● Direction: Select and reproduce each line of the listing below that bears the string "JSON".

▼

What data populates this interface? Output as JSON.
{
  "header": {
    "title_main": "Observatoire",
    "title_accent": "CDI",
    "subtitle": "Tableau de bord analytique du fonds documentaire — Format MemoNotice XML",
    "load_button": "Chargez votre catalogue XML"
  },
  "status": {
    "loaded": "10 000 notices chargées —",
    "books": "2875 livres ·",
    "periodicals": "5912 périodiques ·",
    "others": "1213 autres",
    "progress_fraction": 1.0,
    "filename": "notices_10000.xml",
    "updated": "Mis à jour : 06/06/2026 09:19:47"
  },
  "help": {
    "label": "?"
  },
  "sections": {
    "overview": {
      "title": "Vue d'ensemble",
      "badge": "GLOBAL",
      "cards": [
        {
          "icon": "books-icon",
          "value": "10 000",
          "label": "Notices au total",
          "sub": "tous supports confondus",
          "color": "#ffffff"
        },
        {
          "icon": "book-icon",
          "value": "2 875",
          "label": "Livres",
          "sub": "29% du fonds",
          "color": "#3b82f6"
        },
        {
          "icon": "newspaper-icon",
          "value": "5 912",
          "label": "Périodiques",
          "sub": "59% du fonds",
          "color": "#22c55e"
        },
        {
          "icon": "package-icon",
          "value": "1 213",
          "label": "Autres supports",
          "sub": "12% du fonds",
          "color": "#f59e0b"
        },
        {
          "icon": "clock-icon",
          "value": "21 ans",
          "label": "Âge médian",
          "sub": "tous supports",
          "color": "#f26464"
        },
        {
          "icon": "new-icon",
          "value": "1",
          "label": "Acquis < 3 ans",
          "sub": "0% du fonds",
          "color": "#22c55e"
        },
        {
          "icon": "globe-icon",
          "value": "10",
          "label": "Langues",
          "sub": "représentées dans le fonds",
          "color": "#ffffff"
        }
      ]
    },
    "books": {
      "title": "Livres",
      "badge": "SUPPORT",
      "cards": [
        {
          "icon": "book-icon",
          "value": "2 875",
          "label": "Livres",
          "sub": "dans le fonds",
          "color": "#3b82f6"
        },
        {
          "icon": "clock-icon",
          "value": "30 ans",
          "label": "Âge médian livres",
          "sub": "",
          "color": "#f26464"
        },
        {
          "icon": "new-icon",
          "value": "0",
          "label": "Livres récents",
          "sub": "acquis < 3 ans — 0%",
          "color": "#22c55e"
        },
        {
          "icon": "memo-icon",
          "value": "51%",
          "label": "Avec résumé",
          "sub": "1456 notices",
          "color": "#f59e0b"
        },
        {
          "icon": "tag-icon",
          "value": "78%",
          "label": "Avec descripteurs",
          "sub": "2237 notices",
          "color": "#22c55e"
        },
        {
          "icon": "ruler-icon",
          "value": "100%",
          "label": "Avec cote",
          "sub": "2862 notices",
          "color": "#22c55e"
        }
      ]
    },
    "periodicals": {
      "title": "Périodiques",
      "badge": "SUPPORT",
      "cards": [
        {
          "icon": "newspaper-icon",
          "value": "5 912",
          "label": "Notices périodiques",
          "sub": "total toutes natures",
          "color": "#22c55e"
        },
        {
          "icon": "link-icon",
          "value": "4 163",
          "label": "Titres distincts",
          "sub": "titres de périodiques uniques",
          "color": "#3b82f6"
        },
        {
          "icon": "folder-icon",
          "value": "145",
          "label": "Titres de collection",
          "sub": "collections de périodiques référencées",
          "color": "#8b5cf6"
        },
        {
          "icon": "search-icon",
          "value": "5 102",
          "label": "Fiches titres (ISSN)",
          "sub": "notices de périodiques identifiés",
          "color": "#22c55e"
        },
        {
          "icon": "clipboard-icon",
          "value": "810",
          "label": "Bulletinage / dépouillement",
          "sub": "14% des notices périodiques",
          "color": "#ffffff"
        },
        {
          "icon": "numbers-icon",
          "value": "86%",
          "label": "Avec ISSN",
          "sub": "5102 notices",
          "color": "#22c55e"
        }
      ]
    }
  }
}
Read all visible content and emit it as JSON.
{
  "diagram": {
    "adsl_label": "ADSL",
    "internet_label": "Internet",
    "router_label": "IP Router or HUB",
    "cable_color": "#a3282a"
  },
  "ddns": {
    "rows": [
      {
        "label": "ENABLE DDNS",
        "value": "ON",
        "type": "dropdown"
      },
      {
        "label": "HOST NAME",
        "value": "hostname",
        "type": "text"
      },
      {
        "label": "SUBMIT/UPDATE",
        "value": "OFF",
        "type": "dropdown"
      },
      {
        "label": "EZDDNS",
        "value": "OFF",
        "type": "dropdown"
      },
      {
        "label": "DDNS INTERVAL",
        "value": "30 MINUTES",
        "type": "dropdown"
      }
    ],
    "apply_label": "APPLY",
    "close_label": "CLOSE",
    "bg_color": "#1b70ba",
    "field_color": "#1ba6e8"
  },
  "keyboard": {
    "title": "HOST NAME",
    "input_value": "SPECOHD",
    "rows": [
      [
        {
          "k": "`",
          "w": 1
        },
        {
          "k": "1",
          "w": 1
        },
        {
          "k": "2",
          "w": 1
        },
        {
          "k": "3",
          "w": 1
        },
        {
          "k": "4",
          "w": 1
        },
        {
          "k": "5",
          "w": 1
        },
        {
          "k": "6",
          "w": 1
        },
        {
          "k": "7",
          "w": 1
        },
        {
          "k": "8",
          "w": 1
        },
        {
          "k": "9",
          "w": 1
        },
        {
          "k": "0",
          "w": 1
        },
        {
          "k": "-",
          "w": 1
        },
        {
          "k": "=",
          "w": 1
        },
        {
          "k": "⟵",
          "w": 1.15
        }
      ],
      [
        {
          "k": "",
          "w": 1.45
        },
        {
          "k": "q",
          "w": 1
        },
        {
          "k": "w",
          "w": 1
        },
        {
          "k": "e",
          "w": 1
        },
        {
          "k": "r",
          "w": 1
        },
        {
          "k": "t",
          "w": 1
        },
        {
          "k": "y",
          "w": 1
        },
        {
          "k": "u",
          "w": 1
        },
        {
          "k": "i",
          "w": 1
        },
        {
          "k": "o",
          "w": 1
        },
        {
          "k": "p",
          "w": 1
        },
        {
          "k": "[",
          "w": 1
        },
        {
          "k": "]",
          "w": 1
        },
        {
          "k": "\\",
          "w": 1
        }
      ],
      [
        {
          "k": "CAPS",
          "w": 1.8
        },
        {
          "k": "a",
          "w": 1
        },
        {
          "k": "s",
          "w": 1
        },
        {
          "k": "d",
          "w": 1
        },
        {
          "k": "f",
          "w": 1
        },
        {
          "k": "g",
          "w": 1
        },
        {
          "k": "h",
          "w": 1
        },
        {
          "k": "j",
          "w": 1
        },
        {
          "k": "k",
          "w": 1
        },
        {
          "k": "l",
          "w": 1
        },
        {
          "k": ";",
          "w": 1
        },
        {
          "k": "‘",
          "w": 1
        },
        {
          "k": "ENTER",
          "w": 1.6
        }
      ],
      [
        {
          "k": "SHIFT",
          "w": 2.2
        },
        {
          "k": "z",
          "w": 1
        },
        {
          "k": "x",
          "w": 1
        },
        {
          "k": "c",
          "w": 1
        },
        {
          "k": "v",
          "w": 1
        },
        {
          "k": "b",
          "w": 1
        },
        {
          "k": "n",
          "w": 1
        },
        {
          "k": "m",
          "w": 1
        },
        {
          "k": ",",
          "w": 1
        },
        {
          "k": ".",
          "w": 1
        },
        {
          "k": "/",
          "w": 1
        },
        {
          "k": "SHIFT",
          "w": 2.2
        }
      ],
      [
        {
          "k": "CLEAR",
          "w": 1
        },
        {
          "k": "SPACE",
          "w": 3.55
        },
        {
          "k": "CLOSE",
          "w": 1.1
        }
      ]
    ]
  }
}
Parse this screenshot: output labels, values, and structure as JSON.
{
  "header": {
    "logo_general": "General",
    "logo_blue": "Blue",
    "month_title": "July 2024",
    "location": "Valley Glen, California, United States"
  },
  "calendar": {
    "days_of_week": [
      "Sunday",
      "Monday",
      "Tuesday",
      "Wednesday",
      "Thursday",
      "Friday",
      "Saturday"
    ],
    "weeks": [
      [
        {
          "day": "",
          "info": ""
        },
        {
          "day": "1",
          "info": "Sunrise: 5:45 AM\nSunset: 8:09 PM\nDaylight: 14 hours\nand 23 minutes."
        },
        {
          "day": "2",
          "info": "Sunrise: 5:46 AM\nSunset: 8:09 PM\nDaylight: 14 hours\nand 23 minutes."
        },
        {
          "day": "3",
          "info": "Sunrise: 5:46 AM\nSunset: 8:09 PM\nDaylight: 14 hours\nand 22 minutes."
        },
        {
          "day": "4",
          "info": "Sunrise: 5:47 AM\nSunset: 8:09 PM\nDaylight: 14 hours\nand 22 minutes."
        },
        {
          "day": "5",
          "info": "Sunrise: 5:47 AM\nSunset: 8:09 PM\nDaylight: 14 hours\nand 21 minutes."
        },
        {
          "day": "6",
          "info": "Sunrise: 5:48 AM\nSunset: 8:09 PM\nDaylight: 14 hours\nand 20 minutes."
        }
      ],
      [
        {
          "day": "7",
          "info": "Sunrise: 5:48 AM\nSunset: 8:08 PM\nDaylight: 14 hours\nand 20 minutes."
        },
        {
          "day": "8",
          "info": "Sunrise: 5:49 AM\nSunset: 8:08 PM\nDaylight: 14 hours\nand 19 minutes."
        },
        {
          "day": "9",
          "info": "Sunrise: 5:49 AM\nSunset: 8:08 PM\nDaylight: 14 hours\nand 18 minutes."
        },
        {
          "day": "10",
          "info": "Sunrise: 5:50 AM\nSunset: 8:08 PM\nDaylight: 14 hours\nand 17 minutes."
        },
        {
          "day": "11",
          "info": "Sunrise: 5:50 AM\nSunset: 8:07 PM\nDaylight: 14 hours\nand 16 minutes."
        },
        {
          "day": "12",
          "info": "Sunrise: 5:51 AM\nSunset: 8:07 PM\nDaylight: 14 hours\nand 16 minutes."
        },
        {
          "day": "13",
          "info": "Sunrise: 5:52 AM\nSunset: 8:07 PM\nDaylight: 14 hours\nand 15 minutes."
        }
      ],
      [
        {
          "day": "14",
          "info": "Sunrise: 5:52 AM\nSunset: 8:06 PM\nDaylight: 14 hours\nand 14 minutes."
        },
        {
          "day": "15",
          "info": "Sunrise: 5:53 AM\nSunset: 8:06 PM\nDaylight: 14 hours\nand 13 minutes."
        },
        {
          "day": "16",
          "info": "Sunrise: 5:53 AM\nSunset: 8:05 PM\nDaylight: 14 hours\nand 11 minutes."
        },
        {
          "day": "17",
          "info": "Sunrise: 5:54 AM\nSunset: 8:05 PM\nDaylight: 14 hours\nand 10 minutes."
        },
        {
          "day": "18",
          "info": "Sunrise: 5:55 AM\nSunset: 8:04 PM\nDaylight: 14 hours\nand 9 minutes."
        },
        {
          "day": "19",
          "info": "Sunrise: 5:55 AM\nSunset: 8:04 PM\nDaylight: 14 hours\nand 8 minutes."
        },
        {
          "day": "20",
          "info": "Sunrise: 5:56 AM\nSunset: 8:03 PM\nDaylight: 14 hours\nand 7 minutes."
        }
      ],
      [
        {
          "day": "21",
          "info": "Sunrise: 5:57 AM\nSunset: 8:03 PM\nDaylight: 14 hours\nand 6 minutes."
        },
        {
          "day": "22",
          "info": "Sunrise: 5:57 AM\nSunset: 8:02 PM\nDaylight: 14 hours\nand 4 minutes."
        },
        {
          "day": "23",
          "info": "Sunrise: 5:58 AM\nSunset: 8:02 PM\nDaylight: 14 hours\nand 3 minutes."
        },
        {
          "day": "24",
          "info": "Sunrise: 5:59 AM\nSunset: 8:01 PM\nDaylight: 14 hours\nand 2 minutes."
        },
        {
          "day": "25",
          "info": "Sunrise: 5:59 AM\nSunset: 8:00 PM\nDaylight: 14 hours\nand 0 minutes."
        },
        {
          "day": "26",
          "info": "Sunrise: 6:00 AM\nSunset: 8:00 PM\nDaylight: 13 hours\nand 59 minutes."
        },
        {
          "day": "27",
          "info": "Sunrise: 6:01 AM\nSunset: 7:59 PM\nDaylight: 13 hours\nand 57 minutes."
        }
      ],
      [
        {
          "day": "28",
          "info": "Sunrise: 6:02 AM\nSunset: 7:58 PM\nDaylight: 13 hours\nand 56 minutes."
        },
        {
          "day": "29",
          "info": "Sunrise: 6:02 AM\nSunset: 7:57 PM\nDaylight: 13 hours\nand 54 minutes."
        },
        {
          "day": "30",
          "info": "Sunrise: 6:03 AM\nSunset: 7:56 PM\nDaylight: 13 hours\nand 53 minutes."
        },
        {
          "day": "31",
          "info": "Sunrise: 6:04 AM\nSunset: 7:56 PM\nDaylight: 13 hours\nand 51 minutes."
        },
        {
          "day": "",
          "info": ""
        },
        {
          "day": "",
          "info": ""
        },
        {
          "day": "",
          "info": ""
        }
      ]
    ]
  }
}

▲

● Task answer:
What data populates this interface? Output as JSON.
Read all visible content and emit it as JSON.
Parse this screenshot: output labels, values, and structure as JSON.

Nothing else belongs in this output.